* Begin INFORMATION SHOWN *

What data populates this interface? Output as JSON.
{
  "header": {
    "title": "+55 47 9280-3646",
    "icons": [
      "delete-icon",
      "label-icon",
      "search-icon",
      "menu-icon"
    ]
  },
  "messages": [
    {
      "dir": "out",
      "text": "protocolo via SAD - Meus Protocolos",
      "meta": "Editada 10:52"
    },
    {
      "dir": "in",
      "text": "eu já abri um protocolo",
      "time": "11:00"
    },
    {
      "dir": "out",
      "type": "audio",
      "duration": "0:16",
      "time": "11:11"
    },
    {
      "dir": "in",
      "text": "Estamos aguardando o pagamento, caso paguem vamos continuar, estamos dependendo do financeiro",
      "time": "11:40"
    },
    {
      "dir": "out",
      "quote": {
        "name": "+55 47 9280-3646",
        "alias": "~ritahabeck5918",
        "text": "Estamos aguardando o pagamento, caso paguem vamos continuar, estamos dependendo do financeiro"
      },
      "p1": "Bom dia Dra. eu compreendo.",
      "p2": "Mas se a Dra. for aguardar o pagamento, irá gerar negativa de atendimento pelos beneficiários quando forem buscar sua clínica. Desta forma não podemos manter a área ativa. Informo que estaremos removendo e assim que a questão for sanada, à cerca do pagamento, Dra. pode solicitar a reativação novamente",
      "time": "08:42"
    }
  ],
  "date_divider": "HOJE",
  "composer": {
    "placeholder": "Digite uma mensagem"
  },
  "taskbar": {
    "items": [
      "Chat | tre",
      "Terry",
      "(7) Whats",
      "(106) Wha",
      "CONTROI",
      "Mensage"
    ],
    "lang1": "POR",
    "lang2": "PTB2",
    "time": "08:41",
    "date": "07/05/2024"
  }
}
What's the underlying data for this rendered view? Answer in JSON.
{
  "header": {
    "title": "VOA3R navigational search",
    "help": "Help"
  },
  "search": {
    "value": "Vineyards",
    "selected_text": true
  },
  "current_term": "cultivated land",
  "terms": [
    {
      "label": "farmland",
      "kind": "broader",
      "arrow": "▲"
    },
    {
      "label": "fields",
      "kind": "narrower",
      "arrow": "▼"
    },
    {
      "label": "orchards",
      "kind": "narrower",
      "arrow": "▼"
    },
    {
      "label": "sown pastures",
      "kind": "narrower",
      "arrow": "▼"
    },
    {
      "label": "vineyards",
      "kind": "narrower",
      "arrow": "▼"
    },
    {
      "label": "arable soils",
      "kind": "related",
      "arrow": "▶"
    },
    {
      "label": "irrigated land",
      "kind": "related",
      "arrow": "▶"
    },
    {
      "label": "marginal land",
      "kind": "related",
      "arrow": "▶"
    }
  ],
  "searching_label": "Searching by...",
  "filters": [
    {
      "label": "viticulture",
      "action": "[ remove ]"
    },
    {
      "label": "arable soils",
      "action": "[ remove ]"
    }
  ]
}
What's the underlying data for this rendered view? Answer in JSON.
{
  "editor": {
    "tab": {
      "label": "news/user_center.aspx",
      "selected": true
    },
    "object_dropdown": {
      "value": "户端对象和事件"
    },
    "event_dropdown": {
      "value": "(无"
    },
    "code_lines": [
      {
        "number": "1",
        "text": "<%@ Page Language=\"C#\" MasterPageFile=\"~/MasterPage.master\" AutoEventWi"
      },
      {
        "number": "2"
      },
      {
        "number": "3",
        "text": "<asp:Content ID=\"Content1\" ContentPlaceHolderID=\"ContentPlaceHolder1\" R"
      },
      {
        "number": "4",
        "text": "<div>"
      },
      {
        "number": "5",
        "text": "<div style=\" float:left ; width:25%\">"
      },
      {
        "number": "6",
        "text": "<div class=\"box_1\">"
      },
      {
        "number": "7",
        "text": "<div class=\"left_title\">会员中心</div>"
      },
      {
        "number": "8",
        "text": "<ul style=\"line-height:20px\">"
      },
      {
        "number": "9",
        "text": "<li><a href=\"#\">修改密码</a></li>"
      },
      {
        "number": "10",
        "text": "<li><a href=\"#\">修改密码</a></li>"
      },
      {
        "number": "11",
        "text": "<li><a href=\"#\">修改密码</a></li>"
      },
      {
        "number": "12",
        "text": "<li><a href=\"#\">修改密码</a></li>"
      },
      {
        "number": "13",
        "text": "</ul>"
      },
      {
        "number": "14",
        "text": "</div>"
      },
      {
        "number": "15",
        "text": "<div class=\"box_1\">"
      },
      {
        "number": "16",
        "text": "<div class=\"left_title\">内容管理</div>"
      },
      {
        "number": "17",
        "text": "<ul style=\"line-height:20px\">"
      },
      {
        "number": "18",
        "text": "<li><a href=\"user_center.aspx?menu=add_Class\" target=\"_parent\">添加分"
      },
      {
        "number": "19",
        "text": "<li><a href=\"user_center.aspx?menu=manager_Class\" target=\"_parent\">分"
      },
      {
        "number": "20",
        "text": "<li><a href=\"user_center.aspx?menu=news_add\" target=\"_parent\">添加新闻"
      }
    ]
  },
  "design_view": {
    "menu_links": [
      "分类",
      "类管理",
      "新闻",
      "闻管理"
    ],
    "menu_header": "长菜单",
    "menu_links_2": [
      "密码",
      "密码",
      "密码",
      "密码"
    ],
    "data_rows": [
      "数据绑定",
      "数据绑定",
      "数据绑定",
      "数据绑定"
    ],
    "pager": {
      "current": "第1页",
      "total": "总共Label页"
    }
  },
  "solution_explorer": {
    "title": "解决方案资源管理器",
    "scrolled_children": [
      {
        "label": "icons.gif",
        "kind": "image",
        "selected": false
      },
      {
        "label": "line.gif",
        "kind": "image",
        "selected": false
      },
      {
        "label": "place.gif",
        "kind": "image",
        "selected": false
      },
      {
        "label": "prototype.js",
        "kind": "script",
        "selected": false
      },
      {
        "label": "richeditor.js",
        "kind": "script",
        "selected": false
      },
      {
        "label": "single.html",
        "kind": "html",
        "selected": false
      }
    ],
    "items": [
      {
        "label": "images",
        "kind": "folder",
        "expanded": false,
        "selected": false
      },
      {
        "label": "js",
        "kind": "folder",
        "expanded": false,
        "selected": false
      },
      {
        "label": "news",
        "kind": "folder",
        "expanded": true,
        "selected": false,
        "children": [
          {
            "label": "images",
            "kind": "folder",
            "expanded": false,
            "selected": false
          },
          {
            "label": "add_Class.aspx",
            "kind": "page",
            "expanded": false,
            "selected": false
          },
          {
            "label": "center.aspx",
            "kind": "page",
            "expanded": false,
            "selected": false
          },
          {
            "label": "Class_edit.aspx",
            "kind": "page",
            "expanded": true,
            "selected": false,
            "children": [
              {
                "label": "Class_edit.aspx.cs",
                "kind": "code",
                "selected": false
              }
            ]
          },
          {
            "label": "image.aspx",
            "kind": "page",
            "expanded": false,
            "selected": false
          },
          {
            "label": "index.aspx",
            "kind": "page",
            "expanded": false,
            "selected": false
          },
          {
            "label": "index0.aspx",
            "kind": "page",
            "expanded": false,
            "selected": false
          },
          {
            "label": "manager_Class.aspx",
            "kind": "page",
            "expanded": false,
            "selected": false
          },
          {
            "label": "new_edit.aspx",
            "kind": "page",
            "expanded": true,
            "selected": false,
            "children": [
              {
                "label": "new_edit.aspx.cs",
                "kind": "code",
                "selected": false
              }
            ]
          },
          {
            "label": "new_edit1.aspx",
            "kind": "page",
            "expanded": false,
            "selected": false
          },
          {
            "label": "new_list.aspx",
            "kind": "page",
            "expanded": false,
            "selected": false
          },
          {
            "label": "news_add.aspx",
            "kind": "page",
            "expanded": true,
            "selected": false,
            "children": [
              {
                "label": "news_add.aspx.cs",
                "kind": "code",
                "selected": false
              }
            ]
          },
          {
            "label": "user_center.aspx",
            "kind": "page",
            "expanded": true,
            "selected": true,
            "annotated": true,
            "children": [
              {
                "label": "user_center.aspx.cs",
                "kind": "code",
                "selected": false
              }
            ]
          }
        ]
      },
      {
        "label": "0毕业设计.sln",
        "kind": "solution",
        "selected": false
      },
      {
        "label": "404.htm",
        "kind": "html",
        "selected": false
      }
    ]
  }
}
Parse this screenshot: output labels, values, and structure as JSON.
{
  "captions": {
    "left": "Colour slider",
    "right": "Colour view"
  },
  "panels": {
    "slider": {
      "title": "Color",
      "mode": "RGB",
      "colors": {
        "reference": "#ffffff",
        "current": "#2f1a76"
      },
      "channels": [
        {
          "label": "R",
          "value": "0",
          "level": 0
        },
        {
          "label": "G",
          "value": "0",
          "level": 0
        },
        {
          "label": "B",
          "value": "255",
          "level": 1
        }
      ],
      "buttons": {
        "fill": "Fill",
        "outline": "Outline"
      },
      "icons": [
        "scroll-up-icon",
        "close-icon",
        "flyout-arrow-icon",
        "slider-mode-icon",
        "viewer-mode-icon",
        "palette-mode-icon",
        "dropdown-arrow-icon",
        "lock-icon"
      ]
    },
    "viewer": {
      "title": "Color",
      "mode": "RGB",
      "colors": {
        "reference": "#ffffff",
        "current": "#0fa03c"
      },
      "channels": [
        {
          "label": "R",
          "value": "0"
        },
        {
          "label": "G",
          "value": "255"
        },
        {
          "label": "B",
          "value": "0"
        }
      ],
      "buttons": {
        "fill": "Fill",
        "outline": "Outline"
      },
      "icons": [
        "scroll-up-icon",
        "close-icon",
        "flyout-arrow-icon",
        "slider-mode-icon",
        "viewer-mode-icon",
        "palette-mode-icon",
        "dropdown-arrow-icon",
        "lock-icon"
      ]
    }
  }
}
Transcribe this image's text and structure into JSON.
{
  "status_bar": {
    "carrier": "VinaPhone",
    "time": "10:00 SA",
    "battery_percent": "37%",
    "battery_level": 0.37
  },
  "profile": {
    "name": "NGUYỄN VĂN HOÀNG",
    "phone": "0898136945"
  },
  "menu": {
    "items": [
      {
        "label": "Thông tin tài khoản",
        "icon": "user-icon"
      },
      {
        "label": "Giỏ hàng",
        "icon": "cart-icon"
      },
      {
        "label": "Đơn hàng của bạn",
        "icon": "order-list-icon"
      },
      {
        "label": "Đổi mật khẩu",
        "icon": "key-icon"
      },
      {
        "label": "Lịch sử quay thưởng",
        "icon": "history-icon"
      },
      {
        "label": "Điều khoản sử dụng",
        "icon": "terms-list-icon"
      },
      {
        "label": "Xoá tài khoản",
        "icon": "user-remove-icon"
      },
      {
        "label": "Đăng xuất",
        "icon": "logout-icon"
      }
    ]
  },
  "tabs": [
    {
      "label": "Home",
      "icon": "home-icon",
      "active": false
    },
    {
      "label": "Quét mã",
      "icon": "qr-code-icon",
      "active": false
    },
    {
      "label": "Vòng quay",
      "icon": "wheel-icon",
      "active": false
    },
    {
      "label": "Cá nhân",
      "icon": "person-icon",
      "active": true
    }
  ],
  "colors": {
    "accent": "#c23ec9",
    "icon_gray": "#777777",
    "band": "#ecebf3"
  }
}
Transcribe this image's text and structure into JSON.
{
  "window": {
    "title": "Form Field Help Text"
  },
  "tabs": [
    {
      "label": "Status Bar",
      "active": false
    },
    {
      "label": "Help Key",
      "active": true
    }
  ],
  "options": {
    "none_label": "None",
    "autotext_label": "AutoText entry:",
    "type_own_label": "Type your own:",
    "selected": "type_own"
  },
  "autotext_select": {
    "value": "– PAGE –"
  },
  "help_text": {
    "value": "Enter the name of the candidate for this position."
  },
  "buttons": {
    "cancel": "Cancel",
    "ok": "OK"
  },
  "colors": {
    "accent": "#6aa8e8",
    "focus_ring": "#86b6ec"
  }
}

* End INFORMATION SHOWN *

WORK TO DO —
Where a line holds the string "aguardando", copy that line.

EXPECTED ANSWER —
      "text": "Estamos aguardando o pagamento, caso paguem vamos continuar, estamos dependendo do financeiro",
        "text": "Estamos aguardando o pagamento, caso paguem vamos continuar, estamos dependendo do financeiro"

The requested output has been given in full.